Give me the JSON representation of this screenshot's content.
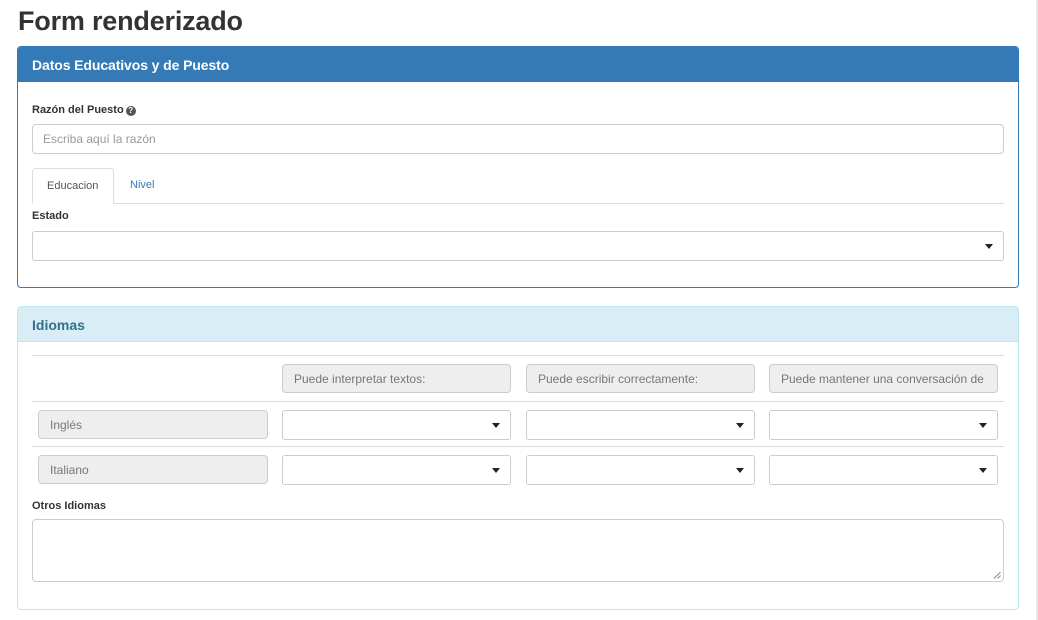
{
  "page": {
    "title": "Form renderizado"
  },
  "education_panel": {
    "header": "Datos Educativos y de Puesto",
    "reason_label": "Razón del Puesto",
    "reason_placeholder": "Escriba aquí la razón",
    "help_icon": "question-circle-icon",
    "tabs": [
      {
        "label": "Educacion",
        "active": true
      },
      {
        "label": "Nivel",
        "active": false
      }
    ],
    "state_label": "Estado",
    "state_value": ""
  },
  "languages_panel": {
    "header": "Idiomas",
    "columns": [
      "Puede interpretar textos:",
      "Puede escribir correctamente:",
      "Puede mantener una conversación de"
    ],
    "rows": [
      {
        "language": "Inglés",
        "values": [
          "",
          "",
          ""
        ]
      },
      {
        "language": "Italiano",
        "values": [
          "",
          "",
          ""
        ]
      }
    ],
    "other_label": "Otros Idiomas",
    "other_value": ""
  },
  "colors": {
    "primary": "#337ab7",
    "info_bg": "#d9edf7",
    "info_border": "#bce8f1",
    "info_text": "#31708f"
  }
}
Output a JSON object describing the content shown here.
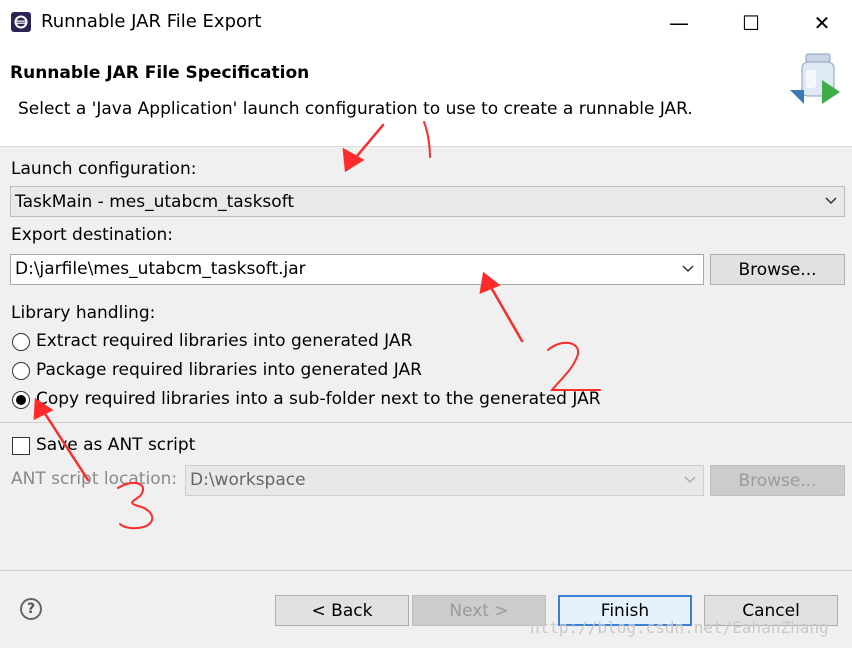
{
  "window": {
    "title": "Runnable JAR File Export",
    "minimize_glyph": "—",
    "maximize_glyph": "☐",
    "close_glyph": "✕"
  },
  "banner": {
    "title": "Runnable JAR File Specification",
    "description": "Select a 'Java Application' launch configuration to use to create a runnable JAR."
  },
  "launch": {
    "label": "Launch configuration:",
    "value": "TaskMain - mes_utabcm_tasksoft"
  },
  "export": {
    "label": "Export destination:",
    "value": "D:\\jarfile\\mes_utabcm_tasksoft.jar",
    "browse_label": "Browse..."
  },
  "library": {
    "label": "Library handling:",
    "options": [
      {
        "label": "Extract required libraries into generated JAR",
        "checked": false
      },
      {
        "label": "Package required libraries into generated JAR",
        "checked": false
      },
      {
        "label": "Copy required libraries into a sub-folder next to the generated JAR",
        "checked": true
      }
    ]
  },
  "ant": {
    "save_label": "Save as ANT script",
    "save_checked": false,
    "location_label": "ANT script location:",
    "location_value": "D:\\workspace",
    "browse_label": "Browse..."
  },
  "footer": {
    "help_glyph": "?",
    "back_label": "< Back",
    "next_label": "Next >",
    "finish_label": "Finish",
    "cancel_label": "Cancel"
  },
  "watermark": "http://blog.csdn.net/EahanZhang",
  "annotations": [
    "1",
    "2",
    "3"
  ],
  "colors": {
    "annotation": "#ff2a2a",
    "default_button_border": "#3c7fd6"
  }
}
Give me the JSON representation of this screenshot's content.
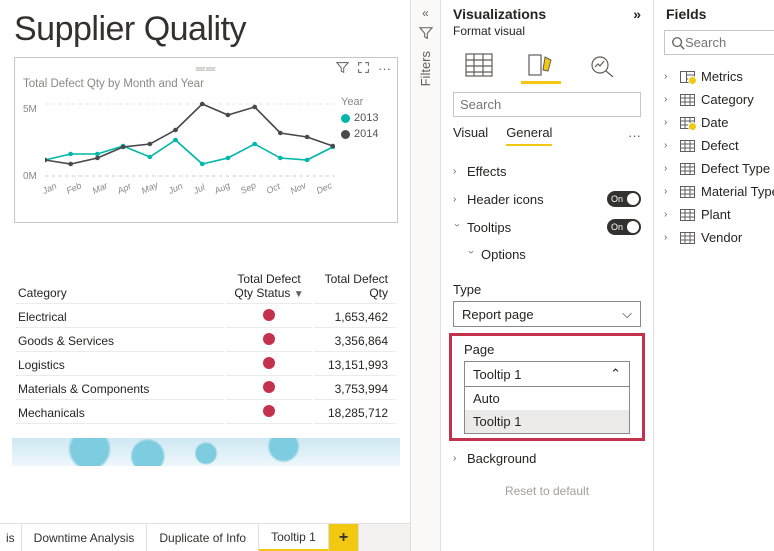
{
  "canvas": {
    "title": "Supplier Quality"
  },
  "chart_data": {
    "type": "line",
    "title": "Total Defect Qty by Month and Year",
    "legend_title": "Year",
    "categories": [
      "Jan",
      "Feb",
      "Mar",
      "Apr",
      "May",
      "Jun",
      "Jul",
      "Aug",
      "Sep",
      "Oct",
      "Nov",
      "Dec"
    ],
    "series": [
      {
        "name": "2013",
        "color": "#00b8a9",
        "values": [
          1.1,
          1.5,
          1.5,
          2.1,
          1.3,
          2.5,
          0.8,
          1.2,
          2.2,
          1.2,
          1.1,
          2.0
        ]
      },
      {
        "name": "2014",
        "color": "#4a4a4a",
        "values": [
          1.1,
          0.8,
          1.2,
          2.0,
          2.2,
          3.2,
          5.0,
          4.2,
          4.8,
          3.0,
          2.7,
          2.1
        ]
      }
    ],
    "ylabel": "",
    "ylim": [
      0,
      5000000
    ],
    "ytick_labels": [
      "0M",
      "5M"
    ]
  },
  "table": {
    "columns": [
      "Category",
      "Total Defect Qty Status",
      "Total Defect Qty"
    ],
    "sort_indicator": "▼",
    "rows": [
      {
        "category": "Electrical",
        "qty": "1,653,462"
      },
      {
        "category": "Goods & Services",
        "qty": "3,356,864"
      },
      {
        "category": "Logistics",
        "qty": "13,151,993"
      },
      {
        "category": "Materials & Components",
        "qty": "3,753,994"
      },
      {
        "category": "Mechanicals",
        "qty": "18,285,712"
      }
    ]
  },
  "tabs": {
    "stub": "is",
    "items": [
      "Downtime Analysis",
      "Duplicate of Info",
      "Tooltip 1"
    ],
    "active": "Tooltip 1",
    "add": "+"
  },
  "filters": {
    "label": "Filters"
  },
  "viz": {
    "title": "Visualizations",
    "subtitle": "Format visual",
    "search_placeholder": "Search",
    "tab_visual": "Visual",
    "tab_general": "General",
    "more": "···",
    "sections": {
      "effects": "Effects",
      "header_icons": "Header icons",
      "tooltips": "Tooltips",
      "options": "Options",
      "background": "Background"
    },
    "toggle_on": "On",
    "type_label": "Type",
    "type_value": "Report page",
    "page_label": "Page",
    "page_value": "Tooltip 1",
    "page_options": [
      "Auto",
      "Tooltip 1"
    ],
    "reset": "Reset to default"
  },
  "fields": {
    "title": "Fields",
    "search_placeholder": "Search",
    "items": [
      {
        "name": "Metrics",
        "badge": true,
        "icon": "metrics"
      },
      {
        "name": "Category",
        "badge": false,
        "icon": "table"
      },
      {
        "name": "Date",
        "badge": true,
        "icon": "table"
      },
      {
        "name": "Defect",
        "badge": false,
        "icon": "table"
      },
      {
        "name": "Defect Type",
        "badge": false,
        "icon": "table"
      },
      {
        "name": "Material Type",
        "badge": false,
        "icon": "table"
      },
      {
        "name": "Plant",
        "badge": false,
        "icon": "table"
      },
      {
        "name": "Vendor",
        "badge": false,
        "icon": "table"
      }
    ]
  }
}
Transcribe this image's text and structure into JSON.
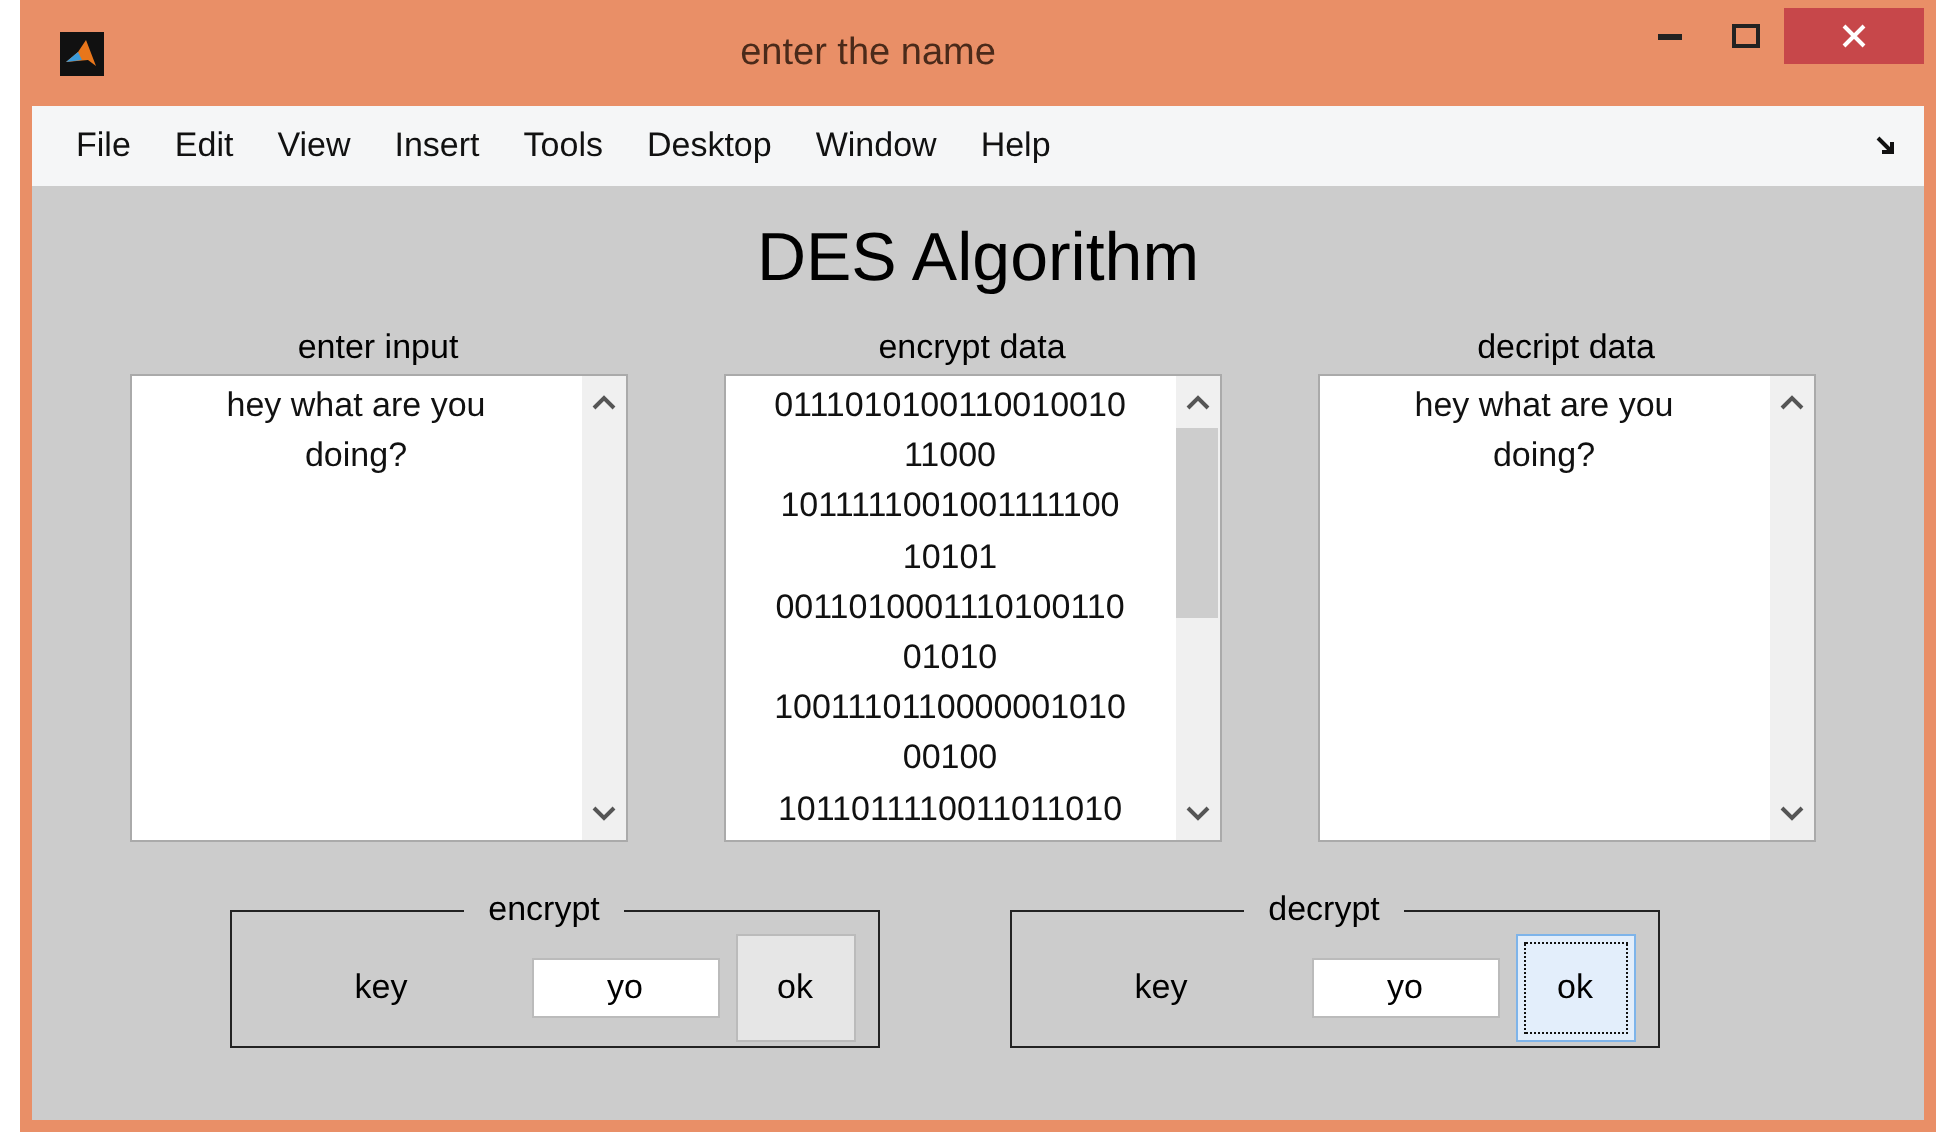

-*-*-

## Problem requirements
In the entries above, find each line with the word "into" and copy it.

## Problem solution
        "label": "Extract required libraries into generated JAR",
        "label": "Package required libraries into generated JAR",
        "label": "Copy required libraries into a sub-folder next to the generated JAR",
Transcribe this image's text and structure into JSON.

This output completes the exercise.